* begin Entries shown *

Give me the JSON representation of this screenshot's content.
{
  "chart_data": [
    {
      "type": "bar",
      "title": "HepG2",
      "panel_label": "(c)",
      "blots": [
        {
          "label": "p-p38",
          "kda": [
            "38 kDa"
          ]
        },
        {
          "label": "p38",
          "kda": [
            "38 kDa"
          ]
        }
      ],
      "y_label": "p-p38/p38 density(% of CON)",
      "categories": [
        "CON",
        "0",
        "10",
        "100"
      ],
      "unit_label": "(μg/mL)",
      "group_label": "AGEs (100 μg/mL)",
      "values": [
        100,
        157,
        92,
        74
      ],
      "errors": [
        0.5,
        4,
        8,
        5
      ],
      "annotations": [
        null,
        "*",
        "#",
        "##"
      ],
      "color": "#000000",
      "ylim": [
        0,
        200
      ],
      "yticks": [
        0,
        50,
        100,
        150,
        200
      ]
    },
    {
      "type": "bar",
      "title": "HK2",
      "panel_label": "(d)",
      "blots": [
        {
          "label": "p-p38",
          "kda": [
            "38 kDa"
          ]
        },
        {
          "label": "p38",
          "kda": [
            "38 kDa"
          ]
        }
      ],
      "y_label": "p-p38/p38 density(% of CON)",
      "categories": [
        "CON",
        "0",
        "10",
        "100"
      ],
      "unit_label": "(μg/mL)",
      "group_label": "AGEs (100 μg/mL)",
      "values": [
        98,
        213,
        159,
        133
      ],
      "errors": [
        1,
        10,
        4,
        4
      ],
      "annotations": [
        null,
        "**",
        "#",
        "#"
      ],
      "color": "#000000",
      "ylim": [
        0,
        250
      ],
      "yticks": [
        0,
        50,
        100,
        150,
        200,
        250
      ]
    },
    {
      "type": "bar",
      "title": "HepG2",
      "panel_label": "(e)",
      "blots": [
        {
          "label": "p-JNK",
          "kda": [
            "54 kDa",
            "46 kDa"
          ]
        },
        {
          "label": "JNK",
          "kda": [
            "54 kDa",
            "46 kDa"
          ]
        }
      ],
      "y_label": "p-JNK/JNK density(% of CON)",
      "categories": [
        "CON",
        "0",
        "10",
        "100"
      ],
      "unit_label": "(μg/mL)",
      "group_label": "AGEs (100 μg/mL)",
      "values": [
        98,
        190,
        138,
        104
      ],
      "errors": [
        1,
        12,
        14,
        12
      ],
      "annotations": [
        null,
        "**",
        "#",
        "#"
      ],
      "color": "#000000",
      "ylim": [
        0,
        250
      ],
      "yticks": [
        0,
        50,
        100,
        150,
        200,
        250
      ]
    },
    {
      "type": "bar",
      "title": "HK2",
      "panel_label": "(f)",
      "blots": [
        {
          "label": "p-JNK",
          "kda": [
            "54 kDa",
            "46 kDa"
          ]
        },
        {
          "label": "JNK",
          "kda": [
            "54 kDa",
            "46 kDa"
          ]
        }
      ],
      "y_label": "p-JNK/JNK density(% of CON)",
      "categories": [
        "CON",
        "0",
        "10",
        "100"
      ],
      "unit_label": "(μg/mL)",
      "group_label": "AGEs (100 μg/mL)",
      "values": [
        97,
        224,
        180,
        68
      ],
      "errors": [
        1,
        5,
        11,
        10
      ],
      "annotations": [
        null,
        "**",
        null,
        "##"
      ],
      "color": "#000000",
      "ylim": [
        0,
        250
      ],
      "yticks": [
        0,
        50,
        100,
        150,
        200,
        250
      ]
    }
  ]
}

* end Entries shown *

◆ What is required ◆
Restate each record exactly as written.

◆ Solved problem ◆
Give me the JSON representation of this screenshot's content.
{
  "chart_data": [
    {
      "type": "bar",
      "title": "HepG2",
      "panel_label": "(c)",
      "blots": [
        {
          "label": "p-p38",
          "kda": [
            "38 kDa"
          ]
        },
        {
          "label": "p38",
          "kda": [
            "38 kDa"
          ]
        }
      ],
      "y_label": "p-p38/p38 density(% of CON)",
      "categories": [
        "CON",
        "0",
        "10",
        "100"
      ],
      "unit_label": "(μg/mL)",
      "group_label": "AGEs (100 μg/mL)",
      "values": [
        100,
        157,
        92,
        74
      ],
      "errors": [
        0.5,
        4,
        8,
        5
      ],
      "annotations": [
        null,
        "*",
        "#",
        "##"
      ],
      "color": "#000000",
      "ylim": [
        0,
        200
      ],
      "yticks": [
        0,
        50,
        100,
        150,
        200
      ]
    },
    {
      "type": "bar",
      "title": "HK2",
      "panel_label": "(d)",
      "blots": [
        {
          "label": "p-p38",
          "kda": [
            "38 kDa"
          ]
        },
        {
          "label": "p38",
          "kda": [
            "38 kDa"
          ]
        }
      ],
      "y_label": "p-p38/p38 density(% of CON)",
      "categories": [
        "CON",
        "0",
        "10",
        "100"
      ],
      "unit_label": "(μg/mL)",
      "group_label": "AGEs (100 μg/mL)",
      "values": [
        98,
        213,
        159,
        133
      ],
      "errors": [
        1,
        10,
        4,
        4
      ],
      "annotations": [
        null,
        "**",
        "#",
        "#"
      ],
      "color": "#000000",
      "ylim": [
        0,
        250
      ],
      "yticks": [
        0,
        50,
        100,
        150,
        200,
        250
      ]
    },
    {
      "type": "bar",
      "title": "HepG2",
      "panel_label": "(e)",
      "blots": [
        {
          "label": "p-JNK",
          "kda": [
            "54 kDa",
            "46 kDa"
          ]
        },
        {
          "label": "JNK",
          "kda": [
            "54 kDa",
            "46 kDa"
          ]
        }
      ],
      "y_label": "p-JNK/JNK density(% of CON)",
      "categories": [
        "CON",
        "0",
        "10",
        "100"
      ],
      "unit_label": "(μg/mL)",
      "group_label": "AGEs (100 μg/mL)",
      "values": [
        98,
        190,
        138,
        104
      ],
      "errors": [
        1,
        12,
        14,
        12
      ],
      "annotations": [
        null,
        "**",
        "#",
        "#"
      ],
      "color": "#000000",
      "ylim": [
        0,
        250
      ],
      "yticks": [
        0,
        50,
        100,
        150,
        200,
        250
      ]
    },
    {
      "type": "bar",
      "title": "HK2",
      "panel_label": "(f)",
      "blots": [
        {
          "label": "p-JNK",
          "kda": [
            "54 kDa",
            "46 kDa"
          ]
        },
        {
          "label": "JNK",
          "kda": [
            "54 kDa",
            "46 kDa"
          ]
        }
      ],
      "y_label": "p-JNK/JNK density(% of CON)",
      "categories": [
        "CON",
        "0",
        "10",
        "100"
      ],
      "unit_label": "(μg/mL)",
      "group_label": "AGEs (100 μg/mL)",
      "values": [
        97,
        224,
        180,
        68
      ],
      "errors": [
        1,
        5,
        11,
        10
      ],
      "annotations": [
        null,
        "**",
        null,
        "##"
      ],
      "color": "#000000",
      "ylim": [
        0,
        250
      ],
      "yticks": [
        0,
        50,
        100,
        150,
        200,
        250
      ]
    }
  ]
}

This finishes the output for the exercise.